* **TO BE DONE**: Drop the images; return everything else in the listing below exactly.

* **DATA RECORDS**:

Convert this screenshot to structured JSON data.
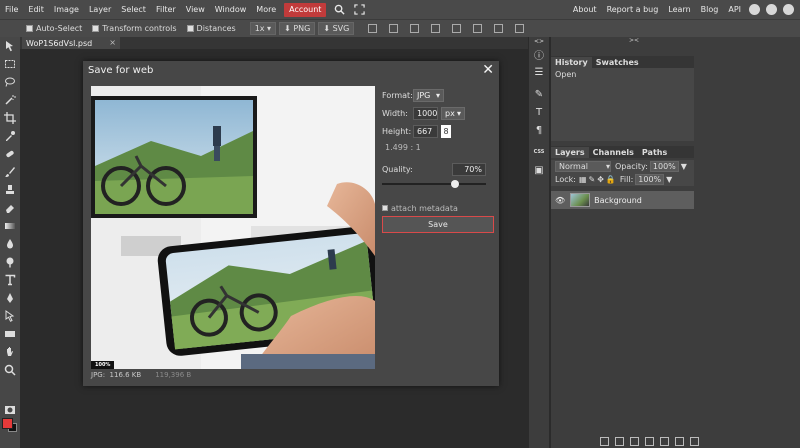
{
  "menubar": {
    "items": [
      "File",
      "Edit",
      "Image",
      "Layer",
      "Select",
      "Filter",
      "View",
      "Window",
      "More"
    ],
    "account": "Account",
    "right_links": [
      "About",
      "Report a bug",
      "Learn",
      "Blog",
      "API"
    ]
  },
  "options_bar": {
    "auto_select": "Auto-Select",
    "transform_controls": "Transform controls",
    "distances": "Distances",
    "zoom": "1x",
    "export_png": "PNG",
    "export_svg": "SVG"
  },
  "document_tab": {
    "name": "WoP1S6dVsl.psd",
    "close": "×"
  },
  "dialog": {
    "title": "Save for web",
    "close": "✕",
    "zoom_badge": "100%",
    "file_type": "JPG:",
    "file_size": "116.6 KB",
    "original_size": "119,396 B",
    "format_label": "Format:",
    "format_value": "JPG",
    "width_label": "Width:",
    "width_value": "1000",
    "width_unit": "px",
    "height_label": "Height:",
    "height_value": "667",
    "ratio": "1.499 : 1",
    "quality_label": "Quality:",
    "quality_value": "70%",
    "quality_level": 0.7,
    "metadata_label": "attach metadata",
    "save_label": "Save"
  },
  "history_panel": {
    "tabs": [
      "History",
      "Swatches"
    ],
    "items": [
      "Open"
    ]
  },
  "layers_panel": {
    "tabs": [
      "Layers",
      "Channels",
      "Paths"
    ],
    "blend_mode": "Normal",
    "opacity_label": "Opacity:",
    "opacity_value": "100%",
    "lock_label": "Lock:",
    "fill_label": "Fill:",
    "fill_value": "100%",
    "layer_name": "Background"
  },
  "right_strip": {
    "css_label": "CSS"
  },
  "colors": {
    "accent": "#c13b3b",
    "foreground": "#e53a3a",
    "background": "#111111"
  }
}
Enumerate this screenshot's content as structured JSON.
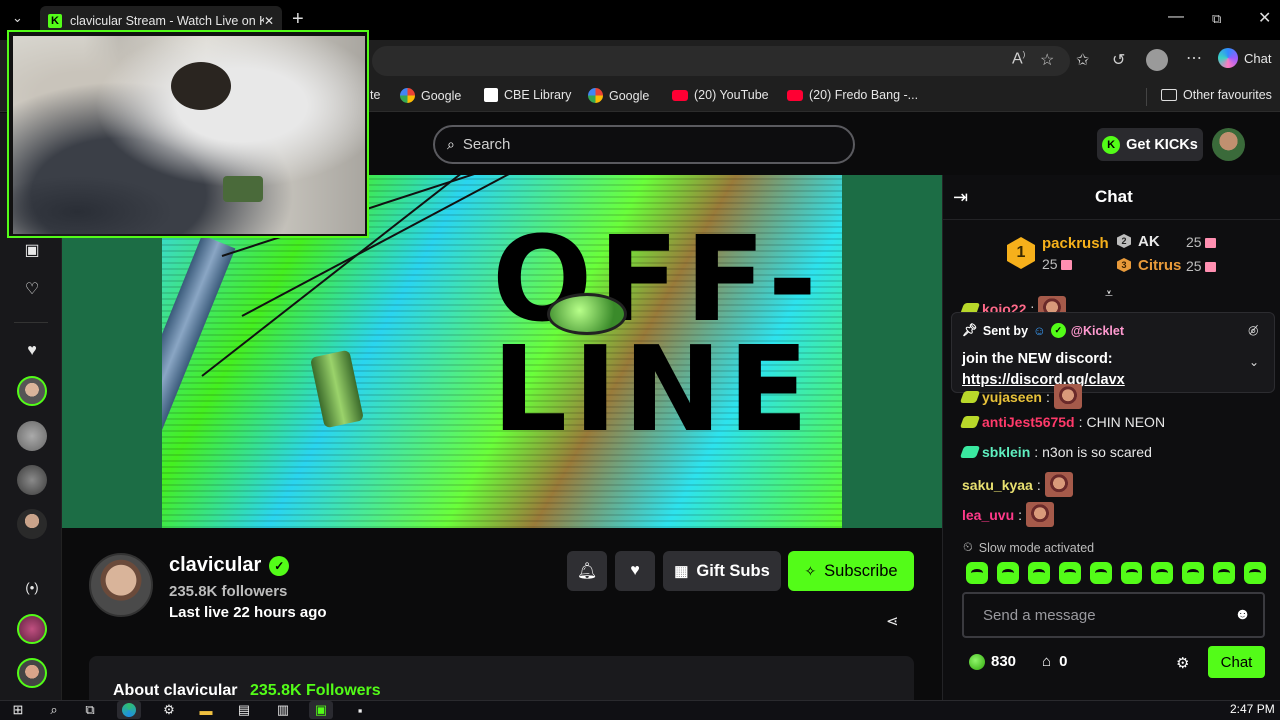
{
  "browser": {
    "tab_title": "clavicular Stream - Watch Live on Kick",
    "tab_close": "✕",
    "new_tab": "+",
    "window_min": "—",
    "window_max": "⧉",
    "window_close": "✕",
    "copilot_label": "Chat",
    "bookmarks": [
      {
        "label": "te",
        "icon": "site-icon"
      },
      {
        "label": "Google",
        "icon": "google-icon"
      },
      {
        "label": "CBE Library",
        "icon": "library-icon"
      },
      {
        "label": "Google",
        "icon": "google-icon"
      },
      {
        "label": "(20) YouTube",
        "icon": "youtube-icon"
      },
      {
        "label": "(20) Fredo Bang -...",
        "icon": "youtube-icon"
      }
    ],
    "other_favourites": "Other favourites"
  },
  "header": {
    "search_placeholder": "Search",
    "get_kicks": "Get KICKs"
  },
  "player": {
    "offline_line1": "OFF-",
    "offline_line2": "LINE"
  },
  "channel": {
    "name": "clavicular",
    "verified_mark": "✓",
    "followers": "235.8K followers",
    "last_live": "Last live 22 hours ago",
    "gift_subs": "Gift Subs",
    "subscribe": "Subscribe",
    "about_title": "About clavicular",
    "about_followers": "235.8K Followers"
  },
  "chat": {
    "title": "Chat",
    "leaderboard": [
      {
        "rank": "1",
        "name": "packrush",
        "value": "25",
        "color": "#f6b01b"
      },
      {
        "rank": "2",
        "name": "AK",
        "value": "25",
        "color": "#e8e8e8"
      },
      {
        "rank": "3",
        "name": "Citrus",
        "value": "25",
        "color": "#e89a3a"
      }
    ],
    "pinned": {
      "sent_by_label": "Sent by",
      "sender": "@Kicklet",
      "message": "join the NEW discord:",
      "link": "https://discord.gg/clavx"
    },
    "messages": [
      {
        "user": "kojo22",
        "text": "",
        "color": "#ff6a8a",
        "emote": true
      },
      {
        "user": "yujaseen",
        "text": "",
        "color": "#e8c23a",
        "emote": true
      },
      {
        "user": "antiJest5675d",
        "text": "CHIN NEON",
        "color": "#ff3a6a",
        "emote": false
      },
      {
        "user": "sbklein",
        "text": "n3on is so scared",
        "color": "#5ff0c0",
        "emote": false
      },
      {
        "user": "saku_kyaa",
        "text": "",
        "color": "#e8e070",
        "emote": true
      },
      {
        "user": "lea_uvu",
        "text": "",
        "color": "#ff3a8a",
        "emote": true
      }
    ],
    "slow_mode": "Slow mode activated",
    "input_placeholder": "Send a message",
    "points": "830",
    "store_count": "0",
    "send_label": "Chat"
  },
  "taskbar": {
    "clock": "2:47 PM"
  },
  "colors": {
    "accent": "#53fc18",
    "background": "#0b0b0c"
  }
}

* **TASK RESPONSE**:
Convert this screenshot to structured JSON data.
{
  "menubar": {
    "items": [
      "File",
      "Edit",
      "Image",
      "Layer",
      "Select",
      "Filter",
      "View",
      "Window",
      "More"
    ],
    "account": "Account",
    "right_links": [
      "About",
      "Report a bug",
      "Learn",
      "Blog",
      "API"
    ]
  },
  "options_bar": {
    "auto_select": "Auto-Select",
    "transform_controls": "Transform controls",
    "distances": "Distances",
    "zoom": "1x",
    "export_png": "PNG",
    "export_svg": "SVG"
  },
  "document_tab": {
    "name": "WoP1S6dVsl.psd",
    "close": "×"
  },
  "dialog": {
    "title": "Save for web",
    "close": "✕",
    "zoom_badge": "100%",
    "file_type": "JPG:",
    "file_size": "116.6 KB",
    "original_size": "119,396 B",
    "format_label": "Format:",
    "format_value": "JPG",
    "width_label": "Width:",
    "width_value": "1000",
    "width_unit": "px",
    "height_label": "Height:",
    "height_value": "667",
    "ratio": "1.499 : 1",
    "quality_label": "Quality:",
    "quality_value": "70%",
    "quality_level": 0.7,
    "metadata_label": "attach metadata",
    "save_label": "Save"
  },
  "history_panel": {
    "tabs": [
      "History",
      "Swatches"
    ],
    "items": [
      "Open"
    ]
  },
  "layers_panel": {
    "tabs": [
      "Layers",
      "Channels",
      "Paths"
    ],
    "blend_mode": "Normal",
    "opacity_label": "Opacity:",
    "opacity_value": "100%",
    "lock_label": "Lock:",
    "fill_label": "Fill:",
    "fill_value": "100%",
    "layer_name": "Background"
  },
  "right_strip": {
    "css_label": "CSS"
  },
  "colors": {
    "accent": "#c13b3b",
    "foreground": "#e53a3a",
    "background": "#111111"
  }
}
Enumerate this screenshot's content as structured JSON.
{
  "browser": {
    "tab_title": "clavicular Stream - Watch Live on Kick",
    "tab_close": "✕",
    "new_tab": "+",
    "window_min": "—",
    "window_max": "⧉",
    "window_close": "✕",
    "copilot_label": "Chat",
    "bookmarks": [
      {
        "label": "te",
        "icon": "site-icon"
      },
      {
        "label": "Google",
        "icon": "google-icon"
      },
      {
        "label": "CBE Library",
        "icon": "library-icon"
      },
      {
        "label": "Google",
        "icon": "google-icon"
      },
      {
        "label": "(20) YouTube",
        "icon": "youtube-icon"
      },
      {
        "label": "(20) Fredo Bang -...",
        "icon": "youtube-icon"
      }
    ],
    "other_favourites": "Other favourites"
  },
  "header": {
    "search_placeholder": "Search",
    "get_kicks": "Get KICKs"
  },
  "player": {
    "offline_line1": "OFF-",
    "offline_line2": "LINE"
  },
  "channel": {
    "name": "clavicular",
    "verified_mark": "✓",
    "followers": "235.8K followers",
    "last_live": "Last live 22 hours ago",
    "gift_subs": "Gift Subs",
    "subscribe": "Subscribe",
    "about_title": "About clavicular",
    "about_followers": "235.8K Followers"
  },
  "chat": {
    "title": "Chat",
    "leaderboard": [
      {
        "rank": "1",
        "name": "packrush",
        "value": "25",
        "color": "#f6b01b"
      },
      {
        "rank": "2",
        "name": "AK",
        "value": "25",
        "color": "#e8e8e8"
      },
      {
        "rank": "3",
        "name": "Citrus",
        "value": "25",
        "color": "#e89a3a"
      }
    ],
    "pinned": {
      "sent_by_label": "Sent by",
      "sender": "@Kicklet",
      "message": "join the NEW discord:",
      "link": "https://discord.gg/clavx"
    },
    "messages": [
      {
        "user": "kojo22",
        "text": "",
        "color": "#ff6a8a",
        "emote": true
      },
      {
        "user": "yujaseen",
        "text": "",
        "color": "#e8c23a",
        "emote": true
      },
      {
        "user": "antiJest5675d",
        "text": "CHIN NEON",
        "color": "#ff3a6a",
        "emote": false
      },
      {
        "user": "sbklein",
        "text": "n3on is so scared",
        "color": "#5ff0c0",
        "emote": false
      },
      {
        "user": "saku_kyaa",
        "text": "",
        "color": "#e8e070",
        "emote": true
      },
      {
        "user": "lea_uvu",
        "text": "",
        "color": "#ff3a8a",
        "emote": true
      }
    ],
    "slow_mode": "Slow mode activated",
    "input_placeholder": "Send a message",
    "points": "830",
    "store_count": "0",
    "send_label": "Chat"
  },
  "taskbar": {
    "clock": "2:47 PM"
  },
  "colors": {
    "accent": "#53fc18",
    "background": "#0b0b0c"
  }
}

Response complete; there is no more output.